EXCERPT

--- Begin ---

The sector's net foreign exchange contribution to the national economy has been undermined by high levels of off-shore retention. Mining companies retain on the average 75% of their earnings in off-shore accounts which denies the domestic economy the opportunity of benefit from the mineral wealth so generated.
Similarly, the sector's contribution to government revenue has been relatively minimal in light of huge capital allowances and tax holidays, and the practice of deferred royalty payment.
The sector has relatively limited capacity to generate the perceived employment because surface mining, which has been predominant following the radical policy reforms, is capital-intensive with relatively low labour requirements.
Local communities at the fringes of mines have suffered and continue to suffer various degrees of adverse impact of mining operations. The problems associated with the Bonte Gold Mines liquidation is a recent case that best illustrates such adverse impact of mining. Some communities have suffered militaristic attacks, others have had their water sources polluted, their land destroyed, and many of them continue to suffer low and inadequate compensation packages. Concerns have also been expressed about inadequate housing, youth unemployment, family disorganisation, school dropouts, prostitution and drug abuse associated with the mining boom.
2.0 Issues of concern
We members of the NCOM are deeply concerned about the nature and implications of the new mining boom. In many ways the boom is a re-run of the colonial experience with the country's non-renewal resources (in particular gold) being exploited primarily for the benefit of foreign interests with little developmental value to national economy while also causing destructive impact on the environment and the livelihood of communities near the mining sites.
2.1 Absence of a National Mining Policy
The Coalition is concerned that with all the reforms and revisions and with all the virtues extolled on the minerals and mining sector there is no national policy that gives definition and direction to the on-going reforms and the excessive exploitation of the country's non-renewable natural resources. From 1983 to date, various pieces of legislation have either been promulgated or revised in order to facilitate mining sector development. The most fundamental changes included:
- Promulgation of the Minerals and Mining Law, 1986, PNDCL 153
- Establishment of the Minerals Commission, 1986, PNDCL 154
- The Minerals (Royalties) Regulations, L.I. 1349, 1987
- Additional Profit Tax Law PNDCL 122, 1987
- Promulgation of Small-Scale Mining Law in 1989, PDCL 218
- The Precious Marketing Corporation Law, 1989 (PNDCL 219)

--- End ---

GIVEN EXERCISE 1
Answer these questions using the mining sector excerpt:
(a) On average, what percentage of their earnings do mining companies retain in off-shore accounts?
(b) Which case is named as the recent one that best illustrates the adverse impact of mining?
(c) In what year was the Small-Scale Mining Law promulgated?
GIVEN EXERCISE 2
Reproduce the passage of the mining sector excerpt starting with "Local communities at" and going on through "the mining boom.".

Excerpts from a layout annotation set

--- Begin ---

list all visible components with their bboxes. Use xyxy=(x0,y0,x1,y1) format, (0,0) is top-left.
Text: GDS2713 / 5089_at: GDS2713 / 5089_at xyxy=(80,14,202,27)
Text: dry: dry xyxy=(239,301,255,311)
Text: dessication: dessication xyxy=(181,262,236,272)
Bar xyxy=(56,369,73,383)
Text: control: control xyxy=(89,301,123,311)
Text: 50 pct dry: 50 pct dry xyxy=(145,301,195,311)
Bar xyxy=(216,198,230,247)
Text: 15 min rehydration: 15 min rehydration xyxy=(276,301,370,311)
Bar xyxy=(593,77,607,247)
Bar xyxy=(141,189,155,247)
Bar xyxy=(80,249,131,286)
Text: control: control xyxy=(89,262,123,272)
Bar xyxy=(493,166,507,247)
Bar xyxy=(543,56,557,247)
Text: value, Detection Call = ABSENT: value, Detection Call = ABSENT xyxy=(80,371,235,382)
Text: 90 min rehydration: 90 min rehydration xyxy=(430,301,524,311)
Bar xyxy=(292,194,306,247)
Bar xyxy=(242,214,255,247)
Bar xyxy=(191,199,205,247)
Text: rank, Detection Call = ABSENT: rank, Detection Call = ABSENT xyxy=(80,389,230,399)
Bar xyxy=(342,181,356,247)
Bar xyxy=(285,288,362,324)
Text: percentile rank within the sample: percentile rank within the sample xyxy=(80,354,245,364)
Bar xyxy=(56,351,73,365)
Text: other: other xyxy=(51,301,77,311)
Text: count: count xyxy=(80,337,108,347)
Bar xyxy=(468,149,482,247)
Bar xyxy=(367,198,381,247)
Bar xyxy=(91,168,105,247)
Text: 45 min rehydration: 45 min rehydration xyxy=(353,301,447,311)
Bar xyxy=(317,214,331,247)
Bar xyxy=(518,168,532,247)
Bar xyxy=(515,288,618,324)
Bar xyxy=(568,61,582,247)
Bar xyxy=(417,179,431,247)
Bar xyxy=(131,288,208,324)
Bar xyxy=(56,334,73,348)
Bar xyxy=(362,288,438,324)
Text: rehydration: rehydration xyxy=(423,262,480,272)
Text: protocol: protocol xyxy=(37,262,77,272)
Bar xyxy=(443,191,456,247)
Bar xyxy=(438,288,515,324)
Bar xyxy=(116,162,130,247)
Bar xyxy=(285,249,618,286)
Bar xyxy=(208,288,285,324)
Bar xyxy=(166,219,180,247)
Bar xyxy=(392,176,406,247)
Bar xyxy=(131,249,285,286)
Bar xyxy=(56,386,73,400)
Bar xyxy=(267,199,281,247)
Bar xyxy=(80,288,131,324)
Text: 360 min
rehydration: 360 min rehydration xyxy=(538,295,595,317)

--- End ---

TASK ANSWER 1
(a) 75%
(b) The problems associated with the Bonte Gold Mines liquidation
(c) 1989

TASK ANSWER 2
Local communities at the fringes of mines have suffered and continue to suffer various degrees of adverse impact of mining operations. The problems associated with the Bonte Gold Mines liquidation is a recent case that best illustrates such adverse impact of mining. Some communities have suffered militaristic attacks, others have had their water sources polluted, their land destroyed, and many of them continue to suffer low and inadequate compensation packages. Concerns have also been expressed about inadequate housing, youth unemployment, family disorganisation, school dropouts, prostitution and drug abuse associated with the mining boom.